## WHAT YOU ARE ASKED TO DO
Reproduce all of the material word for word.

[WORKING DATA start]

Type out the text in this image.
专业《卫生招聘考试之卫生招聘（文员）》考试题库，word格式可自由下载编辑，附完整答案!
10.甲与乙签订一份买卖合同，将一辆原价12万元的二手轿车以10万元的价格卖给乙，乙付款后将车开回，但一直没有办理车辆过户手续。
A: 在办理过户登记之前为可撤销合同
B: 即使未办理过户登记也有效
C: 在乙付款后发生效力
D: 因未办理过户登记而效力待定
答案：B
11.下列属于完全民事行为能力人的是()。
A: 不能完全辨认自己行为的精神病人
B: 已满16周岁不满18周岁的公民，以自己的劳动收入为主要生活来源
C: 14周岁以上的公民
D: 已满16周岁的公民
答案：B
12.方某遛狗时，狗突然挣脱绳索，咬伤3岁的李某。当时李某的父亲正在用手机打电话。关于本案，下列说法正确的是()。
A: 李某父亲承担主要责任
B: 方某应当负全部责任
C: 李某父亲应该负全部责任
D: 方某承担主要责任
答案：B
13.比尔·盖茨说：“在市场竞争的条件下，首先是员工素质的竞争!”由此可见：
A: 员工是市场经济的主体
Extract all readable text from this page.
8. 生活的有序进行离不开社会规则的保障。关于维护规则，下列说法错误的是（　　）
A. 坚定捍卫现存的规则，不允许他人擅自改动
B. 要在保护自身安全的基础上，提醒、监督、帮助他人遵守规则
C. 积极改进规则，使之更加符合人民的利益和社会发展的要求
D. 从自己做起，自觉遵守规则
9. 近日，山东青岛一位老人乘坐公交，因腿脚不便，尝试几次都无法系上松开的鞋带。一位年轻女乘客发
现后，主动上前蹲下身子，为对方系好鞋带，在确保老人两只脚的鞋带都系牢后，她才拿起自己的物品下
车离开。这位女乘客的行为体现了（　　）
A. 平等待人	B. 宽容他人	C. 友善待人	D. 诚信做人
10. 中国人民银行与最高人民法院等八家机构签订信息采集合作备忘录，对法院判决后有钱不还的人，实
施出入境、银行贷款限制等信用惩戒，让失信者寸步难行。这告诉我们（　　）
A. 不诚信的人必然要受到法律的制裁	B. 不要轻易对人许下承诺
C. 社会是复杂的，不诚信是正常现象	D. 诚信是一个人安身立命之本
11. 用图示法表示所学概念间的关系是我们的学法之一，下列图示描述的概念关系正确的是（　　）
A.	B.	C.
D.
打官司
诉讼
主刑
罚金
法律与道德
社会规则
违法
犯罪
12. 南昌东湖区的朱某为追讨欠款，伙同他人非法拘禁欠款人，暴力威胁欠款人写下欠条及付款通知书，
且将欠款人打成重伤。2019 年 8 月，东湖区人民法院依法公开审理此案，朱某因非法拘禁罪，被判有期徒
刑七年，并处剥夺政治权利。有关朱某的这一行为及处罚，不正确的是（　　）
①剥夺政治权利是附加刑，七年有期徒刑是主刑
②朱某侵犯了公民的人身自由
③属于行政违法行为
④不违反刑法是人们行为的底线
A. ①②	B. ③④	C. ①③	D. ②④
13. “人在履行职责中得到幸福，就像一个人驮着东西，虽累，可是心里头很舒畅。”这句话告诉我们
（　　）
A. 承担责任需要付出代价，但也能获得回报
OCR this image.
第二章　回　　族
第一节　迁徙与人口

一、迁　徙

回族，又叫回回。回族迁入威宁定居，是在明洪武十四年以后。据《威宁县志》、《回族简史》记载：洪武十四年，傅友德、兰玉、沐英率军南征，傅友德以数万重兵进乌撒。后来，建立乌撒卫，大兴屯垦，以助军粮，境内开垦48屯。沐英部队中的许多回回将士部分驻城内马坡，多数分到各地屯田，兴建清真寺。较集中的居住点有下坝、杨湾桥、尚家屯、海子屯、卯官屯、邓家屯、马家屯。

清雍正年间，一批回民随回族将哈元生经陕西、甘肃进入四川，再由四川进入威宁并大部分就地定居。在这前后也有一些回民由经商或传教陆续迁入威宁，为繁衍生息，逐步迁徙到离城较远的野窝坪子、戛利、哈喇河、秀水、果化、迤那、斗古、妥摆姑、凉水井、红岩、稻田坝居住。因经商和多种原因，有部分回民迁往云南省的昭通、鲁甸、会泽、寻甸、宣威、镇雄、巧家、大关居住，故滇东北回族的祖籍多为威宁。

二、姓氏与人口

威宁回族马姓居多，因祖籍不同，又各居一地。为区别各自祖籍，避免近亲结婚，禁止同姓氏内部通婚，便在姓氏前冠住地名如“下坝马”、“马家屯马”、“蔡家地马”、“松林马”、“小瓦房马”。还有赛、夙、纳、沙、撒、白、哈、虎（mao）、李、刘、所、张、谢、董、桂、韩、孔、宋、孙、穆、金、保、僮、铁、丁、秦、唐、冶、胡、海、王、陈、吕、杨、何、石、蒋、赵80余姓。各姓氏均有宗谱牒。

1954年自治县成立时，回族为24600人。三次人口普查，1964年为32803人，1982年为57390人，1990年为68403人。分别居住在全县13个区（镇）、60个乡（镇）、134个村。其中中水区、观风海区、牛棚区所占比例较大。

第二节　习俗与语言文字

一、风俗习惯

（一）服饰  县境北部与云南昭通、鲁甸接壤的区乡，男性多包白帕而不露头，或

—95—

[WORKING DATA end]

## ANSWER TO THIS PROBLEM
Type out the text in this image.
专业《卫生招聘考试之卫生招聘（文员）》考试题库，word格式可自由下载编辑，附完整答案!
10.甲与乙签订一份买卖合同，将一辆原价12万元的二手轿车以10万元的价格卖给乙，乙付款后将车开回，但一直没有办理车辆过户手续。
A: 在办理过户登记之前为可撤销合同
B: 即使未办理过户登记也有效
C: 在乙付款后发生效力
D: 因未办理过户登记而效力待定
答案：B
11.下列属于完全民事行为能力人的是()。
A: 不能完全辨认自己行为的精神病人
B: 已满16周岁不满18周岁的公民，以自己的劳动收入为主要生活来源
C: 14周岁以上的公民
D: 已满16周岁的公民
答案：B
12.方某遛狗时，狗突然挣脱绳索，咬伤3岁的李某。当时李某的父亲正在用手机打电话。关于本案，下列说法正确的是()。
A: 李某父亲承担主要责任
B: 方某应当负全部责任
C: 李某父亲应该负全部责任
D: 方某承担主要责任
答案：B
13.比尔·盖茨说：“在市场竞争的条件下，首先是员工素质的竞争!”由此可见：
A: 员工是市场经济的主体
Extract all readable text from this page.
8. 生活的有序进行离不开社会规则的保障。关于维护规则，下列说法错误的是（　　）
A. 坚定捍卫现存的规则，不允许他人擅自改动
B. 要在保护自身安全的基础上，提醒、监督、帮助他人遵守规则
C. 积极改进规则，使之更加符合人民的利益和社会发展的要求
D. 从自己做起，自觉遵守规则
9. 近日，山东青岛一位老人乘坐公交，因腿脚不便，尝试几次都无法系上松开的鞋带。一位年轻女乘客发
现后，主动上前蹲下身子，为对方系好鞋带，在确保老人两只脚的鞋带都系牢后，她才拿起自己的物品下
车离开。这位女乘客的行为体现了（　　）
A. 平等待人	B. 宽容他人	C. 友善待人	D. 诚信做人
10. 中国人民银行与最高人民法院等八家机构签订信息采集合作备忘录，对法院判决后有钱不还的人，实
施出入境、银行贷款限制等信用惩戒，让失信者寸步难行。这告诉我们（　　）
A. 不诚信的人必然要受到法律的制裁	B. 不要轻易对人许下承诺
C. 社会是复杂的，不诚信是正常现象	D. 诚信是一个人安身立命之本
11. 用图示法表示所学概念间的关系是我们的学法之一，下列图示描述的概念关系正确的是（　　）
A.	B.	C.
D.
打官司
诉讼
主刑
罚金
法律与道德
社会规则
违法
犯罪
12. 南昌东湖区的朱某为追讨欠款，伙同他人非法拘禁欠款人，暴力威胁欠款人写下欠条及付款通知书，
且将欠款人打成重伤。2019 年 8 月，东湖区人民法院依法公开审理此案，朱某因非法拘禁罪，被判有期徒
刑七年，并处剥夺政治权利。有关朱某的这一行为及处罚，不正确的是（　　）
①剥夺政治权利是附加刑，七年有期徒刑是主刑
②朱某侵犯了公民的人身自由
③属于行政违法行为
④不违反刑法是人们行为的底线
A. ①②	B. ③④	C. ①③	D. ②④
13. “人在履行职责中得到幸福，就像一个人驮着东西，虽累，可是心里头很舒畅。”这句话告诉我们
（　　）
A. 承担责任需要付出代价，但也能获得回报
OCR this image.
第二章　回　　族
第一节　迁徙与人口

一、迁　徙

回族，又叫回回。回族迁入威宁定居，是在明洪武十四年以后。据《威宁县志》、《回族简史》记载：洪武十四年，傅友德、兰玉、沐英率军南征，傅友德以数万重兵进乌撒。后来，建立乌撒卫，大兴屯垦，以助军粮，境内开垦48屯。沐英部队中的许多回回将士部分驻城内马坡，多数分到各地屯田，兴建清真寺。较集中的居住点有下坝、杨湾桥、尚家屯、海子屯、卯官屯、邓家屯、马家屯。

清雍正年间，一批回民随回族将哈元生经陕西、甘肃进入四川，再由四川进入威宁并大部分就地定居。在这前后也有一些回民由经商或传教陆续迁入威宁，为繁衍生息，逐步迁徙到离城较远的野窝坪子、戛利、哈喇河、秀水、果化、迤那、斗古、妥摆姑、凉水井、红岩、稻田坝居住。因经商和多种原因，有部分回民迁往云南省的昭通、鲁甸、会泽、寻甸、宣威、镇雄、巧家、大关居住，故滇东北回族的祖籍多为威宁。

二、姓氏与人口

威宁回族马姓居多，因祖籍不同，又各居一地。为区别各自祖籍，避免近亲结婚，禁止同姓氏内部通婚，便在姓氏前冠住地名如“下坝马”、“马家屯马”、“蔡家地马”、“松林马”、“小瓦房马”。还有赛、夙、纳、沙、撒、白、哈、虎（mao）、李、刘、所、张、谢、董、桂、韩、孔、宋、孙、穆、金、保、僮、铁、丁、秦、唐、冶、胡、海、王、陈、吕、杨、何、石、蒋、赵80余姓。各姓氏均有宗谱牒。

1954年自治县成立时，回族为24600人。三次人口普查，1964年为32803人，1982年为57390人，1990年为68403人。分别居住在全县13个区（镇）、60个乡（镇）、134个村。其中中水区、观风海区、牛棚区所占比例较大。

第二节　习俗与语言文字

一、风俗习惯

（一）服饰  县境北部与云南昭通、鲁甸接壤的区乡，男性多包白帕而不露头，或

—95—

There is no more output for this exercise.